■ Exercise inputs
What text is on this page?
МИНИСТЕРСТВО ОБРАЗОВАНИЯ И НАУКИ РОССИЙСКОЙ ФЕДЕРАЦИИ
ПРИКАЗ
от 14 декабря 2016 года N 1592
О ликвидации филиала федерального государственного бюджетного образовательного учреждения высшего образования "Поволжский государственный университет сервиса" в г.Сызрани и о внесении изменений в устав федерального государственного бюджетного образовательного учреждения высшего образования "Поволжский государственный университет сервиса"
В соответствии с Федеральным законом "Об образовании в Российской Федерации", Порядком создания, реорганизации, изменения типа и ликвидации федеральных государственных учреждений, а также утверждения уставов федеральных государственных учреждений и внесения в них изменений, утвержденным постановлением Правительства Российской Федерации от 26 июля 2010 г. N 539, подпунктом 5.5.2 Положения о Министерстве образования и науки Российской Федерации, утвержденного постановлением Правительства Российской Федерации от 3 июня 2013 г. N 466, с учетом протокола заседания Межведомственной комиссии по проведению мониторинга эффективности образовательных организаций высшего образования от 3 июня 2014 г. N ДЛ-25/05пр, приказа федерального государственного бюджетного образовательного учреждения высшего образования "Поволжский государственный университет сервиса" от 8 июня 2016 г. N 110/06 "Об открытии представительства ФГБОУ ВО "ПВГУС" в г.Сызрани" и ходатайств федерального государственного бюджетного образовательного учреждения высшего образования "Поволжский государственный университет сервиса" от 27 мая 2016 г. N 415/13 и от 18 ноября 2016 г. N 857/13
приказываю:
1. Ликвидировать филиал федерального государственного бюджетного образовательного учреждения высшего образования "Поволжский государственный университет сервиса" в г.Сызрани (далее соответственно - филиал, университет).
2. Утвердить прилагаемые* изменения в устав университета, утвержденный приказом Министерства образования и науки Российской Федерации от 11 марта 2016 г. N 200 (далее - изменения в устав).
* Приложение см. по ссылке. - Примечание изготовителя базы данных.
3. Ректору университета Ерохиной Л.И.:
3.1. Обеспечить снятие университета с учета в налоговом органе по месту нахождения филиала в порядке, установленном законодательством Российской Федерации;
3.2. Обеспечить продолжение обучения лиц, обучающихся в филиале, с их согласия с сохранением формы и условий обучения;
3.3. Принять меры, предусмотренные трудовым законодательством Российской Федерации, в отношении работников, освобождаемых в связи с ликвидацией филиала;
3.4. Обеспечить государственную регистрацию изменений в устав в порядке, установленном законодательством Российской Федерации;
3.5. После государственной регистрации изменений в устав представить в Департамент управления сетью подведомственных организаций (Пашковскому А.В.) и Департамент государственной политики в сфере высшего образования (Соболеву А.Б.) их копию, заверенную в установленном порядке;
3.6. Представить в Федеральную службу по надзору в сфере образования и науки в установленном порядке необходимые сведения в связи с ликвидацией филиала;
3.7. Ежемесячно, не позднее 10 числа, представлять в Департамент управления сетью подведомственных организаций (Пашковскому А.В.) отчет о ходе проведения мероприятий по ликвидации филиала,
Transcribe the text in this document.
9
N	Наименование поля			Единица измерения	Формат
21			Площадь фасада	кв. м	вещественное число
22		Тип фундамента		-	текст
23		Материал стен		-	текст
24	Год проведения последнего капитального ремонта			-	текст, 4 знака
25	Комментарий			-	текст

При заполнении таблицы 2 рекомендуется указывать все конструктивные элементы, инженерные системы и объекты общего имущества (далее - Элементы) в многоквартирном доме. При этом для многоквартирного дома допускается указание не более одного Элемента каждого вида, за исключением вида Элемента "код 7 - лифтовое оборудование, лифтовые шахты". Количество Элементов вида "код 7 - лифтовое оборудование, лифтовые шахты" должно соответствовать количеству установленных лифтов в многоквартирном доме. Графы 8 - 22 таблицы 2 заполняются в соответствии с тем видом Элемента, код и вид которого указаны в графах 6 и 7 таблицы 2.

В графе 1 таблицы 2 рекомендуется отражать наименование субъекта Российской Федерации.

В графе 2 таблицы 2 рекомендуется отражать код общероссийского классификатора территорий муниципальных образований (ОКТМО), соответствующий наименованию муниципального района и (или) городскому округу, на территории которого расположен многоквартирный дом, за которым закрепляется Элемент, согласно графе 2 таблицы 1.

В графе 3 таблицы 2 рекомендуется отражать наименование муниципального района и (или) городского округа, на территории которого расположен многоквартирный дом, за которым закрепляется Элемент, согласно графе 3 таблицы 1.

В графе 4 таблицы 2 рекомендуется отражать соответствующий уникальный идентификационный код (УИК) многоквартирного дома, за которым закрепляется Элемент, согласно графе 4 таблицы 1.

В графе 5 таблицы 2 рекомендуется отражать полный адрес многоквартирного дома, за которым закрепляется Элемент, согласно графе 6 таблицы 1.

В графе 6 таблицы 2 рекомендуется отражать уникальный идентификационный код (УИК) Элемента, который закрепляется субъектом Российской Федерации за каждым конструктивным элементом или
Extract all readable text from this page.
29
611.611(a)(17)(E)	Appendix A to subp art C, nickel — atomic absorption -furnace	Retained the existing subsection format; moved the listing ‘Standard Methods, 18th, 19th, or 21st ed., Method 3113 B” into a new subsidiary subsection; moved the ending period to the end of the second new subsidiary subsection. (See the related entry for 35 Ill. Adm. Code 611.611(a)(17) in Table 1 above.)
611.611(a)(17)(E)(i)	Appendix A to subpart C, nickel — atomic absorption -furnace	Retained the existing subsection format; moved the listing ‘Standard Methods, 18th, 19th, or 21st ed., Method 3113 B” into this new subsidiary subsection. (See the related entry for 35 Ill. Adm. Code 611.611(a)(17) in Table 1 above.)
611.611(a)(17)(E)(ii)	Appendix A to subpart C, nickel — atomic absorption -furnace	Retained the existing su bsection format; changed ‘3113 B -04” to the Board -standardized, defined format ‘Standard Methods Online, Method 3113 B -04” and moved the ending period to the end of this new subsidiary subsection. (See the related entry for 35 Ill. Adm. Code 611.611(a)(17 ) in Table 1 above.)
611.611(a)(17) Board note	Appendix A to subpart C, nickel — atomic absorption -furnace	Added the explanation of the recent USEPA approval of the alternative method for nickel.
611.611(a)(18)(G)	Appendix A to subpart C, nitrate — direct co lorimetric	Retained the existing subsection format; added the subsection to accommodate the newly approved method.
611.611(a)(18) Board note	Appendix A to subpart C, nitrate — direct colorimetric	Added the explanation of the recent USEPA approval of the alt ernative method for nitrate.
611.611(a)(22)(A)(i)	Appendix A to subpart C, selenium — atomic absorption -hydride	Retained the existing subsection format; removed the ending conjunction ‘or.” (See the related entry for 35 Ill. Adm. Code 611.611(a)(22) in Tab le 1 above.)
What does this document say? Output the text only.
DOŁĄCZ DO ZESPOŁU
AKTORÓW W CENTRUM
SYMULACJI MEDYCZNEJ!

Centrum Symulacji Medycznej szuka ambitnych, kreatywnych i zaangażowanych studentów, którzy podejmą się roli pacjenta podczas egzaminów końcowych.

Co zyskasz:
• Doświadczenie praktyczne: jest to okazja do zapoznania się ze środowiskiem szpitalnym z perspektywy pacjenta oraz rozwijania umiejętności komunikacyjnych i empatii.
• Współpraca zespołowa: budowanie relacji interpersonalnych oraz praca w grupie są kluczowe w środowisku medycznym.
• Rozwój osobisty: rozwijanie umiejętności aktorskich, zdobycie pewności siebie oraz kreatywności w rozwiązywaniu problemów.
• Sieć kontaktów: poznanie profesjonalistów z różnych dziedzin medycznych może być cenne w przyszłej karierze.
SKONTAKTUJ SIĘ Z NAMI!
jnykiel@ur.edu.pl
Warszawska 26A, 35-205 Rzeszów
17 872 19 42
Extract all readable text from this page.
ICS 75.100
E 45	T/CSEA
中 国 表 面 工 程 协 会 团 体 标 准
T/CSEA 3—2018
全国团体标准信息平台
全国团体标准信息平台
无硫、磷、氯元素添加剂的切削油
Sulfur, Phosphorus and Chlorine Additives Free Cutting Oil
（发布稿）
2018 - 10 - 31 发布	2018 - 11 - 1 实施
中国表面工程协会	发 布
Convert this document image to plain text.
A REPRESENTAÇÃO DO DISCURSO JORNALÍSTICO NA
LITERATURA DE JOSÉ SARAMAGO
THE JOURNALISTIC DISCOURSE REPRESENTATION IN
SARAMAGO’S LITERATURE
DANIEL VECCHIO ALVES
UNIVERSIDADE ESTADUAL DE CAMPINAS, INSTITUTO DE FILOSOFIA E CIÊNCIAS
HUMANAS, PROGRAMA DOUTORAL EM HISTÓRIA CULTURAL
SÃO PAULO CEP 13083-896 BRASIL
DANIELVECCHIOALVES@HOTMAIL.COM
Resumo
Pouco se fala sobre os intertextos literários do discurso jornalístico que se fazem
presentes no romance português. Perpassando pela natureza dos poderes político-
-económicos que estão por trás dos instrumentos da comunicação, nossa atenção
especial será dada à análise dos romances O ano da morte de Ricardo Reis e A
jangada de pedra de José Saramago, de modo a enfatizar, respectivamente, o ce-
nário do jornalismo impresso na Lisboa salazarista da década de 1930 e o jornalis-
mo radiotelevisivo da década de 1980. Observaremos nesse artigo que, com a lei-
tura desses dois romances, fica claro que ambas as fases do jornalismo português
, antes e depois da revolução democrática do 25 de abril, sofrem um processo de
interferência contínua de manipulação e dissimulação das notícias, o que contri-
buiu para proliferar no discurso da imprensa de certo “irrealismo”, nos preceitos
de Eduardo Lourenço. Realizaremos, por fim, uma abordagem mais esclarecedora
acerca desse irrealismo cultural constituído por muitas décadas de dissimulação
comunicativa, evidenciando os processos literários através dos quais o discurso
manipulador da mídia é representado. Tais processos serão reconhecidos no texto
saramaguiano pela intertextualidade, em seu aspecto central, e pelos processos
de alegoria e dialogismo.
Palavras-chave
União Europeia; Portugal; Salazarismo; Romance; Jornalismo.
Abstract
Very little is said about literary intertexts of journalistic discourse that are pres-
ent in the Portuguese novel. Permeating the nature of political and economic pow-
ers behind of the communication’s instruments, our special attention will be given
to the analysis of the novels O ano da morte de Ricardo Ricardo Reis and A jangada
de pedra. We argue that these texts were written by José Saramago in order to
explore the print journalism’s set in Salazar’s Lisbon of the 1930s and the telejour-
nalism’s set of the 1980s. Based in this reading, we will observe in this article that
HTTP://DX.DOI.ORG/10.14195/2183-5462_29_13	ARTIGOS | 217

■ Problem statement
Locate all lines in the listing above with the word "района". Copy them.

■ The response
В графе 2 таблицы 2 рекомендуется отражать код общероссийского классификатора территорий муниципальных образований (ОКТМО), соответствующий наименованию муниципального района и (или) городскому округу, на территории которого расположен многоквартирный дом, за которым закрепляется Элемент, согласно графе 2 таблицы 1.
В графе 3 таблицы 2 рекомендуется отражать наименование муниципального района и (или) городского округа, на территории которого расположен многоквартирный дом, за которым закрепляется Элемент, согласно графе 3 таблицы 1.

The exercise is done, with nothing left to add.